- Stated goal -
Return the entries below in their exact form, leaving the pictures out.

- Recorded information -
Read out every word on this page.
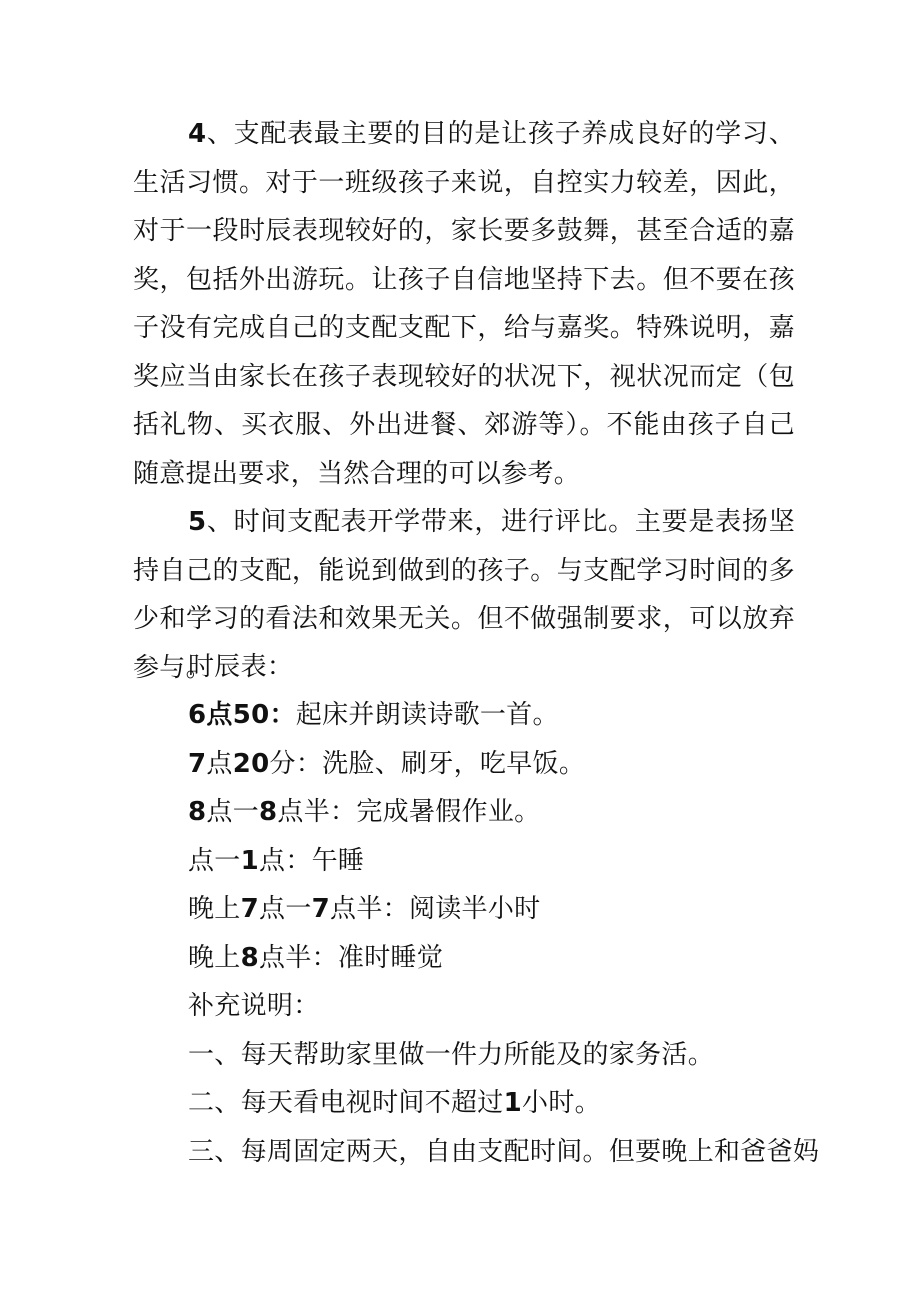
4、支配表最主要的目的是让孩子养成良好的学习、生活习惯。对于一班级孩子来说，自控实力较差，因此，对于一段时辰表现较好的，家长要多鼓舞，甚至合适的嘉奖，包括外出游玩。让孩子自信地坚持下去。但不要在孩子没有完成自己的支配支配下，给与嘉奖。特殊说明，嘉奖应当由家长在孩子表现较好的状况下，视状况而定（包括礼物、买衣服、外出进餐、郊游等）。不能由孩子自己随意提出要求，当然合理的可以参考。

5、时间支配表开学带来，进行评比。主要是表扬坚持自己的支配，能说到做到的孩子。与支配学习时间的多少和学习的看法和效果无关。但不做强制要求，可以放弃参与。

时辰表：

6点50：起床并朗读诗歌一首。

7点20分：洗脸、刷牙，吃早饭。

8点一8点半：完成暑假作业。

点一1点：午睡

晚上7点一7点半：阅读半小时

晚上8点半：准时睡觉

补充说明：

一、每天帮助家里做一件力所能及的家务活。

二、每天看电视时间不超过1小时。

三、每周固定两天，自由支配时间。但要晚上和爸爸妈
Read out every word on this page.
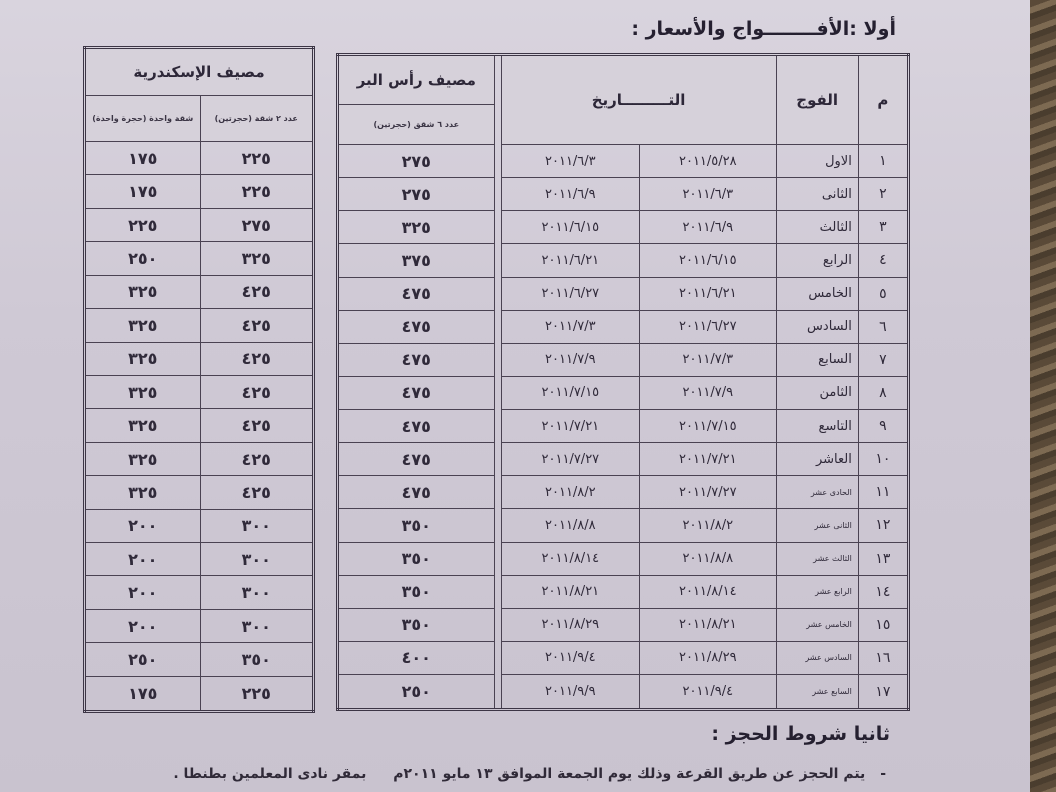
أولا :الأفــــــــواج والأسعار :
م	الفوج	التـــــــــاريخ			مصيف رأس البر
					عدد ٦ شقق (حجرتين)
١	الاول	٢٠١١/٥/٢٨	٢٠١١/٦/٣		٢٧٥
٢	الثانى	٢٠١١/٦/٣	٢٠١١/٦/٩		٢٧٥
٣	الثالث	٢٠١١/٦/٩	٢٠١١/٦/١٥		٣٢٥
٤	الرابع	٢٠١١/٦/١٥	٢٠١١/٦/٢١		٣٧٥
٥	الخامس	٢٠١١/٦/٢١	٢٠١١/٦/٢٧		٤٧٥
٦	السادس	٢٠١١/٦/٢٧	٢٠١١/٧/٣		٤٧٥
٧	السابع	٢٠١١/٧/٣	٢٠١١/٧/٩		٤٧٥
٨	الثامن	٢٠١١/٧/٩	٢٠١١/٧/١٥		٤٧٥
٩	التاسع	٢٠١١/٧/١٥	٢٠١١/٧/٢١		٤٧٥
١٠	العاشر	٢٠١١/٧/٢١	٢٠١١/٧/٢٧		٤٧٥
١١	الحادى عشر	٢٠١١/٧/٢٧	٢٠١١/٨/٢		٤٧٥
١٢	الثانى عشر	٢٠١١/٨/٢	٢٠١١/٨/٨		٣٥٠
١٣	الثالث عشر	٢٠١١/٨/٨	٢٠١١/٨/١٤		٣٥٠
١٤	الرابع عشر	٢٠١١/٨/١٤	٢٠١١/٨/٢١		٣٥٠
١٥	الخامس عشر	٢٠١١/٨/٢١	٢٠١١/٨/٢٩		٣٥٠
١٦	السادس عشر	٢٠١١/٨/٢٩	٢٠١١/٩/٤		٤٠٠
١٧	السابع عشر	٢٠١١/٩/٤	٢٠١١/٩/٩		٢٥٠
مصيف الإسكندرية	
عدد ٢ شقة (حجرتين)	شقة واحدة (حجرة واحدة)
٢٢٥	١٧٥
٢٢٥	١٧٥
٢٧٥	٢٢٥
٣٢٥	٢٥٠
٤٢٥	٣٢٥
٤٢٥	٣٢٥
٤٢٥	٣٢٥
٤٢٥	٣٢٥
٤٢٥	٣٢٥
٤٢٥	٣٢٥
٤٢٥	٣٢٥
٣٠٠	٢٠٠
٣٠٠	٢٠٠
٣٠٠	٢٠٠
٣٠٠	٢٠٠
٣٥٠	٢٥٠
٢٢٥	١٧٥
ثانيا شروط الحجز :
- يتم الحجز عن طريق القرعة وذلك يوم الجمعة الموافق ١٣ مايو ٢٠١١م بمقر نادى المعلمين بطنطا .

- Solution -
Read out every word on this page.
4、支配表最主要的目的是让孩子养成良好的学习、生活习惯。对于一班级孩子来说，自控实力较差，因此，对于一段时辰表现较好的，家长要多鼓舞，甚至合适的嘉奖，包括外出游玩。让孩子自信地坚持下去。但不要在孩子没有完成自己的支配支配下，给与嘉奖。特殊说明，嘉奖应当由家长在孩子表现较好的状况下，视状况而定（包括礼物、买衣服、外出进餐、郊游等）。不能由孩子自己随意提出要求，当然合理的可以参考。

5、时间支配表开学带来，进行评比。主要是表扬坚持自己的支配，能说到做到的孩子。与支配学习时间的多少和学习的看法和效果无关。但不做强制要求，可以放弃参与。

时辰表：

6点50：起床并朗读诗歌一首。

7点20分：洗脸、刷牙，吃早饭。

8点一8点半：完成暑假作业。

点一1点：午睡

晚上7点一7点半：阅读半小时

晚上8点半：准时睡觉

补充说明：

一、每天帮助家里做一件力所能及的家务活。

二、每天看电视时间不超过1小时。

三、每周固定两天，自由支配时间。但要晚上和爸爸妈
Read out every word on this page.
أولا :الأفــــــــواج والأسعار :
م	الفوج	التـــــــــاريخ			مصيف رأس البر
					عدد ٦ شقق (حجرتين)
١	الاول	٢٠١١/٥/٢٨	٢٠١١/٦/٣		٢٧٥
٢	الثانى	٢٠١١/٦/٣	٢٠١١/٦/٩		٢٧٥
٣	الثالث	٢٠١١/٦/٩	٢٠١١/٦/١٥		٣٢٥
٤	الرابع	٢٠١١/٦/١٥	٢٠١١/٦/٢١		٣٧٥
٥	الخامس	٢٠١١/٦/٢١	٢٠١١/٦/٢٧		٤٧٥
٦	السادس	٢٠١١/٦/٢٧	٢٠١١/٧/٣		٤٧٥
٧	السابع	٢٠١١/٧/٣	٢٠١١/٧/٩		٤٧٥
٨	الثامن	٢٠١١/٧/٩	٢٠١١/٧/١٥		٤٧٥
٩	التاسع	٢٠١١/٧/١٥	٢٠١١/٧/٢١		٤٧٥
١٠	العاشر	٢٠١١/٧/٢١	٢٠١١/٧/٢٧		٤٧٥
١١	الحادى عشر	٢٠١١/٧/٢٧	٢٠١١/٨/٢		٤٧٥
١٢	الثانى عشر	٢٠١١/٨/٢	٢٠١١/٨/٨		٣٥٠
١٣	الثالث عشر	٢٠١١/٨/٨	٢٠١١/٨/١٤		٣٥٠
١٤	الرابع عشر	٢٠١١/٨/١٤	٢٠١١/٨/٢١		٣٥٠
١٥	الخامس عشر	٢٠١١/٨/٢١	٢٠١١/٨/٢٩		٣٥٠
١٦	السادس عشر	٢٠١١/٨/٢٩	٢٠١١/٩/٤		٤٠٠
١٧	السابع عشر	٢٠١١/٩/٤	٢٠١١/٩/٩		٢٥٠
مصيف الإسكندرية	
عدد ٢ شقة (حجرتين)	شقة واحدة (حجرة واحدة)
٢٢٥	١٧٥
٢٢٥	١٧٥
٢٧٥	٢٢٥
٣٢٥	٢٥٠
٤٢٥	٣٢٥
٤٢٥	٣٢٥
٤٢٥	٣٢٥
٤٢٥	٣٢٥
٤٢٥	٣٢٥
٤٢٥	٣٢٥
٤٢٥	٣٢٥
٣٠٠	٢٠٠
٣٠٠	٢٠٠
٣٠٠	٢٠٠
٣٠٠	٢٠٠
٣٥٠	٢٥٠
٢٢٥	١٧٥
ثانيا شروط الحجز :
- يتم الحجز عن طريق القرعة وذلك يوم الجمعة الموافق ١٣ مايو ٢٠١١م بمقر نادى المعلمين بطنطا .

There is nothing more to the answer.